-- Start of DATA --

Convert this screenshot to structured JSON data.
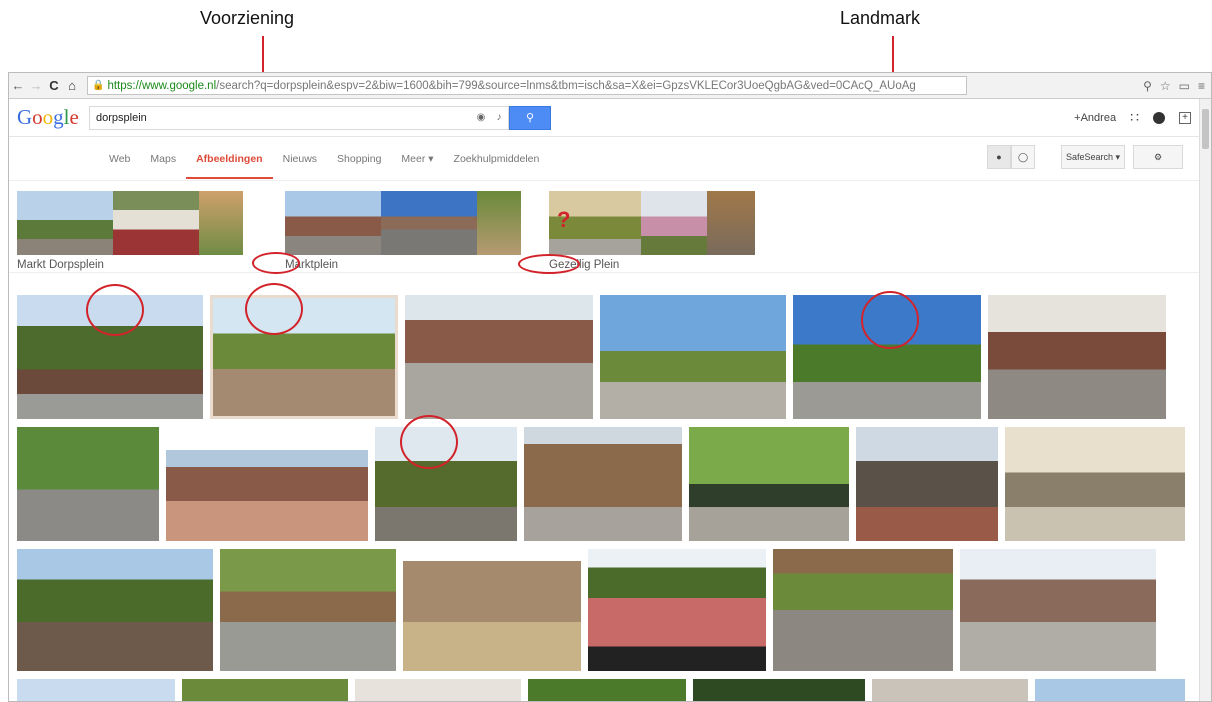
{
  "annotations": {
    "voorziening": "Voorziening",
    "landmark": "Landmark"
  },
  "browser": {
    "url_host": "https://www.google.nl",
    "url_rest": "/search?q=dorpsplein&espv=2&biw=1600&bih=799&source=lnms&tbm=isch&sa=X&ei=GpzsVKLECor3UoeQgbAG&ved=0CAcQ_AUoAg",
    "back_icon": "←",
    "forward_icon": "→",
    "reload_icon": "C",
    "home_icon": "⌂"
  },
  "google": {
    "logo": [
      "G",
      "o",
      "o",
      "g",
      "l",
      "e"
    ],
    "search_value": "dorpsplein",
    "user": "+Andrea"
  },
  "tabs": [
    "Web",
    "Maps",
    "Afbeeldingen",
    "Nieuws",
    "Shopping",
    "Meer ▾",
    "Zoekhulpmiddelen"
  ],
  "active_tab": "Afbeeldingen",
  "safesearch": "SafeSearch ▾",
  "related": [
    {
      "label": "Markt Dorpsplein"
    },
    {
      "label": "Marktplein"
    },
    {
      "label": "Gezellig Plein"
    }
  ],
  "colors": {
    "annotation_red": "#d2232a",
    "active_tab": "#dd4b39",
    "search_button": "#4d8cf5"
  }
}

-- End of DATA --

GOAL — Make an exact copy of every record, pictures excluded.

FULL ANSWER —
Convert this screenshot to structured JSON data.
{
  "annotations": {
    "voorziening": "Voorziening",
    "landmark": "Landmark"
  },
  "browser": {
    "url_host": "https://www.google.nl",
    "url_rest": "/search?q=dorpsplein&espv=2&biw=1600&bih=799&source=lnms&tbm=isch&sa=X&ei=GpzsVKLECor3UoeQgbAG&ved=0CAcQ_AUoAg",
    "back_icon": "←",
    "forward_icon": "→",
    "reload_icon": "C",
    "home_icon": "⌂"
  },
  "google": {
    "logo": [
      "G",
      "o",
      "o",
      "g",
      "l",
      "e"
    ],
    "search_value": "dorpsplein",
    "user": "+Andrea"
  },
  "tabs": [
    "Web",
    "Maps",
    "Afbeeldingen",
    "Nieuws",
    "Shopping",
    "Meer ▾",
    "Zoekhulpmiddelen"
  ],
  "active_tab": "Afbeeldingen",
  "safesearch": "SafeSearch ▾",
  "related": [
    {
      "label": "Markt Dorpsplein"
    },
    {
      "label": "Marktplein"
    },
    {
      "label": "Gezellig Plein"
    }
  ],
  "colors": {
    "annotation_red": "#d2232a",
    "active_tab": "#dd4b39",
    "search_button": "#4d8cf5"
  }
}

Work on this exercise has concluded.